*Task directions*. List the lines of this listing that hold the word "turbulent".

## begin Input material

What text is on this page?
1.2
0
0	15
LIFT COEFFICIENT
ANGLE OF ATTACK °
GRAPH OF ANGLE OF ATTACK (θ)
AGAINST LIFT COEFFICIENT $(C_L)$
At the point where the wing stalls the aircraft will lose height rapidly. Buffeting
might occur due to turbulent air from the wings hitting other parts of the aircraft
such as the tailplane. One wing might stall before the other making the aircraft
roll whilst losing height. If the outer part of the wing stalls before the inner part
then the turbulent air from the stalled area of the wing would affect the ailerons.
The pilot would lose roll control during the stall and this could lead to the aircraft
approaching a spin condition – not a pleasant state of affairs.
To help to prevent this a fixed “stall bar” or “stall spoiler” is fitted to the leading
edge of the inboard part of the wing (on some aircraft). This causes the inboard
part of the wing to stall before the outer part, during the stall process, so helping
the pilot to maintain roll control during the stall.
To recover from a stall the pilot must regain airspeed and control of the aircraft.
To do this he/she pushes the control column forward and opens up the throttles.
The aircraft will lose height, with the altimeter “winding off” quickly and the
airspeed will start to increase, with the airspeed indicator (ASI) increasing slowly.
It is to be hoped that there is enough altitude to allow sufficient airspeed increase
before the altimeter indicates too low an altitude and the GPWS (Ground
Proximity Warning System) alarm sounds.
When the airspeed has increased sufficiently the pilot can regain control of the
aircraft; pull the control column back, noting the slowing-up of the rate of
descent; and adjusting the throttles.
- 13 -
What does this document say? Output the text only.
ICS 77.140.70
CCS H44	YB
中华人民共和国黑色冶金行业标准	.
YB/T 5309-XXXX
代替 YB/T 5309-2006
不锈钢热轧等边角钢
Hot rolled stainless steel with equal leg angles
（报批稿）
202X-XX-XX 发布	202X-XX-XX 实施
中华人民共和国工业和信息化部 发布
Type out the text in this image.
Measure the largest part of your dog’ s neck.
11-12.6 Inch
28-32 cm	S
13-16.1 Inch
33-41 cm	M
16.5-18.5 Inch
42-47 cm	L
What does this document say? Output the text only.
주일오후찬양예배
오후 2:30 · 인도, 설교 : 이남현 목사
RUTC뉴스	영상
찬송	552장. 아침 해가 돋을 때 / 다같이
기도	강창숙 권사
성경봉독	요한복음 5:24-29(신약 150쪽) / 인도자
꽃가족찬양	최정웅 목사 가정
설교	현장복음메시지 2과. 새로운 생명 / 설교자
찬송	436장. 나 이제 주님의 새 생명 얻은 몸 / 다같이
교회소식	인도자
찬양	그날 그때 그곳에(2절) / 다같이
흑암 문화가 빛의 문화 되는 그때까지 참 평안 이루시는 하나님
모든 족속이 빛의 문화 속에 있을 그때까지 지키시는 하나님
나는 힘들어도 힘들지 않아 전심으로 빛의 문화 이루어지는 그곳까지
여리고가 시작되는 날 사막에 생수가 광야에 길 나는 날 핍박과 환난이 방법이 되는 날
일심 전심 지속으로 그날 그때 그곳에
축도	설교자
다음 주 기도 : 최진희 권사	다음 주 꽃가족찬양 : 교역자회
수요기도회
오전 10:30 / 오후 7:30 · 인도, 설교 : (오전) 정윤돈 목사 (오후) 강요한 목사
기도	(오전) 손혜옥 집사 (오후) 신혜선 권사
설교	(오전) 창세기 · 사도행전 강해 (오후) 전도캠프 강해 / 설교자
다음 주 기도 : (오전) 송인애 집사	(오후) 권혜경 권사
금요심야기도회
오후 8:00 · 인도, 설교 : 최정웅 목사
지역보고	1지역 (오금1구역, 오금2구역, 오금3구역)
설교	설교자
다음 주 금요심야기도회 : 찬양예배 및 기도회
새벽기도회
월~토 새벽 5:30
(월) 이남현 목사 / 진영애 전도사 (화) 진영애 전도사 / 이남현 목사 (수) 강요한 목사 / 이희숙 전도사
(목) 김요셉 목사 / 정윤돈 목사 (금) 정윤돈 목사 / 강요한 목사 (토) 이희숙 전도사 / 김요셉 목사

## end Input material

*Output of the exercise*.
might occur due to turbulent air from the wings hitting other parts of the aircraft
then the turbulent air from the stalled area of the wing would affect the ailerons.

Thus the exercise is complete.